> WHAT TO PRODUCE: Find the line that contains "Type out the text in this image."; then retype it and each line after it, exactly, through the final line of the data below.

> EXTRACTED DATA:
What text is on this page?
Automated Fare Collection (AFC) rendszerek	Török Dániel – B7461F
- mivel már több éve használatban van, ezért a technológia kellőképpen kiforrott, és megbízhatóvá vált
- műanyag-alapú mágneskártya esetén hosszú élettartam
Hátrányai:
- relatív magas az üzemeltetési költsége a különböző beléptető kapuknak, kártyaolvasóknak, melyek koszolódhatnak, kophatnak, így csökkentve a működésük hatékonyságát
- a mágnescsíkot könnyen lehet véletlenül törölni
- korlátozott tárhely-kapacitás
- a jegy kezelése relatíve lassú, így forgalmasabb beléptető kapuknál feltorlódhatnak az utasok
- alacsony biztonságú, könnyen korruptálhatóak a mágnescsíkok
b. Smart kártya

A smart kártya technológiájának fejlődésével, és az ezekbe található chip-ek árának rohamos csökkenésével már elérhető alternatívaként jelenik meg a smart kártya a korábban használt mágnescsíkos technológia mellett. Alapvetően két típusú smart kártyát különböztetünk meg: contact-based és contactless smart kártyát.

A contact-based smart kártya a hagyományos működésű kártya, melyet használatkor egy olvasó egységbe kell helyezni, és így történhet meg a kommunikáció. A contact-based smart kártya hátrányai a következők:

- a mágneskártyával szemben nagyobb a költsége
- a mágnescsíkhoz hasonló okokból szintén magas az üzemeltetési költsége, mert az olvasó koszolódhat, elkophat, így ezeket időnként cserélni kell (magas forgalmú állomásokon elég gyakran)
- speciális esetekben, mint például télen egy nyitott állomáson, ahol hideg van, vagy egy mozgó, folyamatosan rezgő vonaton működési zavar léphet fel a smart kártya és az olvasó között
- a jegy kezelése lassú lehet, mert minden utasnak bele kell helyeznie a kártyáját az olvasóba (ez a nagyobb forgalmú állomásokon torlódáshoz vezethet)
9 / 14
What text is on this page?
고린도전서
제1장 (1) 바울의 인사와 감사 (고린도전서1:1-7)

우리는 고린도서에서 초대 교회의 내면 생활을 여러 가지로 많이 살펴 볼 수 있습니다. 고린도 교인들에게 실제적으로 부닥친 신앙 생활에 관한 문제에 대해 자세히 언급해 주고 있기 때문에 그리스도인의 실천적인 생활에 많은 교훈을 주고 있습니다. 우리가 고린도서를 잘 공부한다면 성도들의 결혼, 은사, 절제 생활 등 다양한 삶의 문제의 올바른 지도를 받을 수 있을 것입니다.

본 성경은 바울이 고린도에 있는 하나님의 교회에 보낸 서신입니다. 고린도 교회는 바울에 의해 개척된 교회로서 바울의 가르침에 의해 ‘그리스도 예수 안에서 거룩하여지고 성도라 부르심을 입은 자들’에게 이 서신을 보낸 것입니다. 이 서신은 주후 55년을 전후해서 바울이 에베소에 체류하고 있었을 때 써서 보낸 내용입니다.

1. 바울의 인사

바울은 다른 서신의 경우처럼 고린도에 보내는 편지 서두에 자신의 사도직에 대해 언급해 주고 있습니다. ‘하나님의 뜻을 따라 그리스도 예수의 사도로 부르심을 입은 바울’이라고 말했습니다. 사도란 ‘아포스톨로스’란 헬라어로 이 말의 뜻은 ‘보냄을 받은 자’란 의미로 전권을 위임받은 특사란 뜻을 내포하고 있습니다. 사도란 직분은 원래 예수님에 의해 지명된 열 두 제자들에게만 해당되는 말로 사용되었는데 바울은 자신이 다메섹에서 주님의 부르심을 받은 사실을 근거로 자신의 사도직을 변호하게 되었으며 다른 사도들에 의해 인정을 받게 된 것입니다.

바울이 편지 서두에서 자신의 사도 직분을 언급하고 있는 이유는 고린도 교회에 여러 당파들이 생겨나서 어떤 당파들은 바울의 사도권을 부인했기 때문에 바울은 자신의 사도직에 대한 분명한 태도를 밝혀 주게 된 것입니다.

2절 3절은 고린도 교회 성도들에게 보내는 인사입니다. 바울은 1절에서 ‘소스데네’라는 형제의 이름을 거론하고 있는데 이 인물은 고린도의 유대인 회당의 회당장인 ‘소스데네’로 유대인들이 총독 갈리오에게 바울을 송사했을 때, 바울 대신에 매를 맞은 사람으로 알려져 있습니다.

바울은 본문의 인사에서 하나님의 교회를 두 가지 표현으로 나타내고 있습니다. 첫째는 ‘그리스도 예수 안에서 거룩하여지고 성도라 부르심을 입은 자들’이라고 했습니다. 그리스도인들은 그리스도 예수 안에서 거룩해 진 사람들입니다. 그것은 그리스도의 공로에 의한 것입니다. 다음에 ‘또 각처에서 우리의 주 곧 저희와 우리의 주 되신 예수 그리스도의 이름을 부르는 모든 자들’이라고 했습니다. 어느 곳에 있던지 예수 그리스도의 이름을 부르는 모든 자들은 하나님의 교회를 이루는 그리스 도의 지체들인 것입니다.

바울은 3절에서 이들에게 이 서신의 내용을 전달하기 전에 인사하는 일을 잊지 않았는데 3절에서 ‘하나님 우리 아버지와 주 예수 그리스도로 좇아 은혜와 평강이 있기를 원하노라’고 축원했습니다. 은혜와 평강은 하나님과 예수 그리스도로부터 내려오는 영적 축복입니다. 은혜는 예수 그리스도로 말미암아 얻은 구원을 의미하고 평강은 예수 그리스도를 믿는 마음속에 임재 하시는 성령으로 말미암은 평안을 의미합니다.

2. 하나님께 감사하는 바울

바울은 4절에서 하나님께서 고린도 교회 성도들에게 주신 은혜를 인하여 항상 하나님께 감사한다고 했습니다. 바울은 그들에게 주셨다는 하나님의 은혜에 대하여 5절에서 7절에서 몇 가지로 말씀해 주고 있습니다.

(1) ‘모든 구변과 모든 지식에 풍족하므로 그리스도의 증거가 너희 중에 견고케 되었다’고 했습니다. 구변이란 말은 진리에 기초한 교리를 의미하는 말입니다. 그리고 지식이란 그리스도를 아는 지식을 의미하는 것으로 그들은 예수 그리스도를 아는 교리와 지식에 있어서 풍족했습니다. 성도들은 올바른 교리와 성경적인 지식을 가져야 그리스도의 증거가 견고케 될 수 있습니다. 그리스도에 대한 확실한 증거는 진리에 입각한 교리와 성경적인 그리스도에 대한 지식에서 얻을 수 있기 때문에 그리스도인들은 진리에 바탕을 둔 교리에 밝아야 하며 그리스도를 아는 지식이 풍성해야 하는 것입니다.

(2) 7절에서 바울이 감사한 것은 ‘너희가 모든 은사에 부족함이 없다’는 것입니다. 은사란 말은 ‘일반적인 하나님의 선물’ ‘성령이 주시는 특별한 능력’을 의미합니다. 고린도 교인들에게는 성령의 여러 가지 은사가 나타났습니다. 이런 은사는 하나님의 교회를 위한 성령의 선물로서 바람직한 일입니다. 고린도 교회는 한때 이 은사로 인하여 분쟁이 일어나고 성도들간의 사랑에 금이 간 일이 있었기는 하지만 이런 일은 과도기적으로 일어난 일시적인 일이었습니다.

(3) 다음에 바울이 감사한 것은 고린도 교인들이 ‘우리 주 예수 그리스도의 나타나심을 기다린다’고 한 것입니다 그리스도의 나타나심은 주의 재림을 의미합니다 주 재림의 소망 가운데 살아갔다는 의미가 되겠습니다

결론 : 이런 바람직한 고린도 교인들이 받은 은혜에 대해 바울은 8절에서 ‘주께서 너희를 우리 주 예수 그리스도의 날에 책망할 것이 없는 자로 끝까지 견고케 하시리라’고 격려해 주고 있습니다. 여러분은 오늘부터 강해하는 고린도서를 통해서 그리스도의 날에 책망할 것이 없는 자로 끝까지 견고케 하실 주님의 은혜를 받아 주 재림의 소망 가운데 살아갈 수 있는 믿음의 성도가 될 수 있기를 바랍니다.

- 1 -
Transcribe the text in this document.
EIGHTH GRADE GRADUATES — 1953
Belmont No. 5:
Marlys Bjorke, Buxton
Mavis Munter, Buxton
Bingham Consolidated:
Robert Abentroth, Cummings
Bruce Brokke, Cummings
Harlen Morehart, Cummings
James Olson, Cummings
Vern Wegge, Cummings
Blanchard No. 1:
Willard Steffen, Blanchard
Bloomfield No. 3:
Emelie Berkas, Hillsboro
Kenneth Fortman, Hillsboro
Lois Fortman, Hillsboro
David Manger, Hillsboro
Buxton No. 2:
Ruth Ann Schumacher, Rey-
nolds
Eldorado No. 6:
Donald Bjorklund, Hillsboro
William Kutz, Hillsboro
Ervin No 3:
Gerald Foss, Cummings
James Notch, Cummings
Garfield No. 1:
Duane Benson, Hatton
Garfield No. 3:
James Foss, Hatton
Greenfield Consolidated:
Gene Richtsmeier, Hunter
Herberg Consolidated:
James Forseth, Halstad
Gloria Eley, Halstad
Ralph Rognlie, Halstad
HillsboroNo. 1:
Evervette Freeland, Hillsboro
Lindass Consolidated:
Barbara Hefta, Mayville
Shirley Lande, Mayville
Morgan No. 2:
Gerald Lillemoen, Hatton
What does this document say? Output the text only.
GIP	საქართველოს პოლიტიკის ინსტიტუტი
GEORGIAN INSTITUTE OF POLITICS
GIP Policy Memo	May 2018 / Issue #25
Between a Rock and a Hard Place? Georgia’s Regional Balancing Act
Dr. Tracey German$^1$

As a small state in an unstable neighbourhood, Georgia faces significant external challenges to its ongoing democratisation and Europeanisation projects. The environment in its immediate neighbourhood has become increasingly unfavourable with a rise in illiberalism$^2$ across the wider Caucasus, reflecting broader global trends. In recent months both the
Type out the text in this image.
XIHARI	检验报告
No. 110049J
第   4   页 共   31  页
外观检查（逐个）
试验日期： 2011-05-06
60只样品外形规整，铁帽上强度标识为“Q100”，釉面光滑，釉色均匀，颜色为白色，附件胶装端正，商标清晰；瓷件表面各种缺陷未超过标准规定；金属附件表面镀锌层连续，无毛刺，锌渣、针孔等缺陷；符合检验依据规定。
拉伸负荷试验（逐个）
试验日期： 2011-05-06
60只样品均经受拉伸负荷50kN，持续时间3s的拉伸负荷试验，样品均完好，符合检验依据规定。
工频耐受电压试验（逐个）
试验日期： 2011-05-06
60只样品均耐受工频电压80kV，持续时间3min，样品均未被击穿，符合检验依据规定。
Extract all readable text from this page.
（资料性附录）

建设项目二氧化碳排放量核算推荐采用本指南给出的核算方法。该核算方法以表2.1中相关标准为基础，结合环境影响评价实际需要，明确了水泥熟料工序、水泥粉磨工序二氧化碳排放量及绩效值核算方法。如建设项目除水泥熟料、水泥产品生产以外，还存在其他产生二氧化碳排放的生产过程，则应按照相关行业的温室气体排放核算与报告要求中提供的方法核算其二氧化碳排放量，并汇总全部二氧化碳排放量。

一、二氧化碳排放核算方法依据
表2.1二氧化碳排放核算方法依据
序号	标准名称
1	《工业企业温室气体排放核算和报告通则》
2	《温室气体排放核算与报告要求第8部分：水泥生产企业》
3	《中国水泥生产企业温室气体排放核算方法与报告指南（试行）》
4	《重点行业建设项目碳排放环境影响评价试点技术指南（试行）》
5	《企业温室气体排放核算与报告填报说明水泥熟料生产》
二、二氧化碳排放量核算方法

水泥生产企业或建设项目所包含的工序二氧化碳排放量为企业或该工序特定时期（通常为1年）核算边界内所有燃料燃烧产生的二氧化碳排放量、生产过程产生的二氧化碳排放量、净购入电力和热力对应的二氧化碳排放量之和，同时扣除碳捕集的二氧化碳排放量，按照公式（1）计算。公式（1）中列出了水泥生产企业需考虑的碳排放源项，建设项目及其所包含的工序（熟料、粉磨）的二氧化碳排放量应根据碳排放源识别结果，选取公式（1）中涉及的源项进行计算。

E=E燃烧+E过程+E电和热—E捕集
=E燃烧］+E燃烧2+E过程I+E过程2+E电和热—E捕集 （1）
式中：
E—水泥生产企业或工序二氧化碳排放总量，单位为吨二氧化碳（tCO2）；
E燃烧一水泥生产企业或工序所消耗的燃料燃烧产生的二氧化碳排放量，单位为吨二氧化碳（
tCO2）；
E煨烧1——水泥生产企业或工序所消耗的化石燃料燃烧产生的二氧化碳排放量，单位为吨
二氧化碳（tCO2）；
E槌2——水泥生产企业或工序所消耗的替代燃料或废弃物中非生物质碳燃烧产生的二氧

> FINISHED ANSWER:
Type out the text in this image.
XIHARI	检验报告
No. 110049J
第   4   页 共   31  页
外观检查（逐个）
试验日期： 2011-05-06
60只样品外形规整，铁帽上强度标识为“Q100”，釉面光滑，釉色均匀，颜色为白色，附件胶装端正，商标清晰；瓷件表面各种缺陷未超过标准规定；金属附件表面镀锌层连续，无毛刺，锌渣、针孔等缺陷；符合检验依据规定。
拉伸负荷试验（逐个）
试验日期： 2011-05-06
60只样品均经受拉伸负荷50kN，持续时间3s的拉伸负荷试验，样品均完好，符合检验依据规定。
工频耐受电压试验（逐个）
试验日期： 2011-05-06
60只样品均耐受工频电压80kV，持续时间3min，样品均未被击穿，符合检验依据规定。
Extract all readable text from this page.
（资料性附录）

建设项目二氧化碳排放量核算推荐采用本指南给出的核算方法。该核算方法以表2.1中相关标准为基础，结合环境影响评价实际需要，明确了水泥熟料工序、水泥粉磨工序二氧化碳排放量及绩效值核算方法。如建设项目除水泥熟料、水泥产品生产以外，还存在其他产生二氧化碳排放的生产过程，则应按照相关行业的温室气体排放核算与报告要求中提供的方法核算其二氧化碳排放量，并汇总全部二氧化碳排放量。

一、二氧化碳排放核算方法依据
表2.1二氧化碳排放核算方法依据
序号	标准名称
1	《工业企业温室气体排放核算和报告通则》
2	《温室气体排放核算与报告要求第8部分：水泥生产企业》
3	《中国水泥生产企业温室气体排放核算方法与报告指南（试行）》
4	《重点行业建设项目碳排放环境影响评价试点技术指南（试行）》
5	《企业温室气体排放核算与报告填报说明水泥熟料生产》
二、二氧化碳排放量核算方法

水泥生产企业或建设项目所包含的工序二氧化碳排放量为企业或该工序特定时期（通常为1年）核算边界内所有燃料燃烧产生的二氧化碳排放量、生产过程产生的二氧化碳排放量、净购入电力和热力对应的二氧化碳排放量之和，同时扣除碳捕集的二氧化碳排放量，按照公式（1）计算。公式（1）中列出了水泥生产企业需考虑的碳排放源项，建设项目及其所包含的工序（熟料、粉磨）的二氧化碳排放量应根据碳排放源识别结果，选取公式（1）中涉及的源项进行计算。

E=E燃烧+E过程+E电和热—E捕集
=E燃烧］+E燃烧2+E过程I+E过程2+E电和热—E捕集 （1）
式中：
E—水泥生产企业或工序二氧化碳排放总量，单位为吨二氧化碳（tCO2）；
E燃烧一水泥生产企业或工序所消耗的燃料燃烧产生的二氧化碳排放量，单位为吨二氧化碳（
tCO2）；
E煨烧1——水泥生产企业或工序所消耗的化石燃料燃烧产生的二氧化碳排放量，单位为吨
二氧化碳（tCO2）；
E槌2——水泥生产企业或工序所消耗的替代燃料或废弃物中非生物质碳燃烧产生的二氧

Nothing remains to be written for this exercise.